In the text on thiourea reducing agents, what range can the working time be set to by adjusting Cu(acac)2?

» Text extract:
--------------------------------

# Evaluation of Various Thiourea Derivatives as Reducing Agents in Two-Component Methacrylate-Based Materials

**Authors:** Coralie Ohl, Estelle Thetiot, Laurence Charles, Yohann Catel, Pascal Fässler, Jacques Lalevée

PMC · DOI: 10.3390/polym17152017 · Polymers · 2025-07-23

## TL;DR

This study examines how different thiourea derivatives affect the performance of redox initiator systems in dental materials, aiming to improve polymerization efficiency and mechanical properties.

## Contribution

The study reveals the dual role of thiourea in redox systems and identifies specific derivatives that enhance mechanical properties in dental composites.

## Key findings

- Thiourea acts as both a reducing agent and a ligand in copper complexes, influencing radical generation and polymerization.
- Hexanoyl thiourea, N-benzoylthiourea, and 1-(pyridin-2-yl)thiourea produced composites with flexural strength >100 MPa and modulus >6000 MPa.
- Adjusting Cu(acac)2 allows working time to be set between 100 and 200 seconds.

## Abstract

Two-component dental materials are commonly used by the dentist for various applications (cementation of indirect restorations, filling of a cavity without layering, etc.). These materials are cured by redox polymerization. The (hydro)peroxide/thiourea/copper salt redox initiator system is well established and can be found in a wide range of commercially available dental materials. The thiourea is a key component of the initiator system. This study explores the influence of the nature of the thiourea reducing agent on the reactivity and efficiency of redox initiator systems. In this work, six different thiourea structures were investigated, in combination with copper(II) acetylacetonate and cumene hydroperoxide (CHP), to understand their impact on polymerization kinetics and mechanical properties of methacrylate-based materials. Various experimental techniques, including mass spectrometry (MS) and spectroscopic analyses, were employed to elucidate the underlying mechanisms governing these redox systems. The results highlight that thiourea plays a dual role, acting both as a reducing agent and as a ligand in copper complexes, affecting radical generation and polymerization efficiency. Structural modifications of thiourea significantly influence the initiation process, demonstrating that reactivity is governed by a combination of factors rather than a single property. Self-cure dental flowable composites exhibiting excellent flexural strength (>100 MPa) and modulus (>6000 MPa) were obtained using hexanoyl thiourea, N-benzoylthiourea, or 1-(pyridin-2-yl)thiourea as a reducing agent. The adjustment of the Cu(acac)2 enables to properly set the working time in the range of 100 to 200 s. These findings provide valuable insights into the design of the next generation of redox initiating systems for mild and safe polymerization conditions.

--------------------------------

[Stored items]
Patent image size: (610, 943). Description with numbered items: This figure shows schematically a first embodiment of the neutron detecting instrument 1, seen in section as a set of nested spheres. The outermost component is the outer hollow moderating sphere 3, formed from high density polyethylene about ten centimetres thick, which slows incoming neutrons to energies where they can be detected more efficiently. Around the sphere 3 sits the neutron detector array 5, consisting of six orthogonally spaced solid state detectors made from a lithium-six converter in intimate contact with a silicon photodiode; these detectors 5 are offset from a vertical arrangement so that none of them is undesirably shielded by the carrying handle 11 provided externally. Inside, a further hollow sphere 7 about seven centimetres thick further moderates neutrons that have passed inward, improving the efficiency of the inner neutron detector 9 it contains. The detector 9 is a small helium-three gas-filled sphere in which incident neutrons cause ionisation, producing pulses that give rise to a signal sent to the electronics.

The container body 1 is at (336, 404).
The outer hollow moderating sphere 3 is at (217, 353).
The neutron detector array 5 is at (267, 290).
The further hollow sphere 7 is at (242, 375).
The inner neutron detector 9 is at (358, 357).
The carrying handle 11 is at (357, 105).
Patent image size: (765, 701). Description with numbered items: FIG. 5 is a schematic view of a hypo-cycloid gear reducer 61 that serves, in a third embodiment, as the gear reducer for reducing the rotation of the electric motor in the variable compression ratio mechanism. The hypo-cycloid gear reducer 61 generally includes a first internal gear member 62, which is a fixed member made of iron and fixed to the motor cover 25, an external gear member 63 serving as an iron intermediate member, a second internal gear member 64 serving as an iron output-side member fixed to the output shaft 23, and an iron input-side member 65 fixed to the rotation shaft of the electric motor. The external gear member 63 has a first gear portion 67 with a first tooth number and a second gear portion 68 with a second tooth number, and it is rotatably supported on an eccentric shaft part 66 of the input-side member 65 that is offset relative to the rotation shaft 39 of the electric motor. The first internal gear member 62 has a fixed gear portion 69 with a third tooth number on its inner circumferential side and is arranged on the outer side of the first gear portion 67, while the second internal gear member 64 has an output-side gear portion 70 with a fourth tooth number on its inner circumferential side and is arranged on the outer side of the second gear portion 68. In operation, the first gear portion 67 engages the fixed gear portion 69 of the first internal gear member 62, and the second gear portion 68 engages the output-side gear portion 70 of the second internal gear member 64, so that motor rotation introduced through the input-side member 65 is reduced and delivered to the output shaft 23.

--------------------------------

» Output below: Between 100 and 200 seconds.